begin

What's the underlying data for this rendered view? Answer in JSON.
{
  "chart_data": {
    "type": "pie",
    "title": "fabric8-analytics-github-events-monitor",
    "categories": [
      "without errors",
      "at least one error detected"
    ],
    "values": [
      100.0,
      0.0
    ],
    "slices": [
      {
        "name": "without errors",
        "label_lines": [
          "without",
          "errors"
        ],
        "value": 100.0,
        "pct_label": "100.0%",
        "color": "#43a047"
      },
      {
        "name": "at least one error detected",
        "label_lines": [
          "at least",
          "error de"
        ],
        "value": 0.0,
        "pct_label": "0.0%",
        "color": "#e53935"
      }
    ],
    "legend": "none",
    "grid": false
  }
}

end

- [What is needed]
Your task is to list each line of the records with the word "name".

- [Solution to this exercise]
        "name": "without errors",
        "name": "at least one error detected",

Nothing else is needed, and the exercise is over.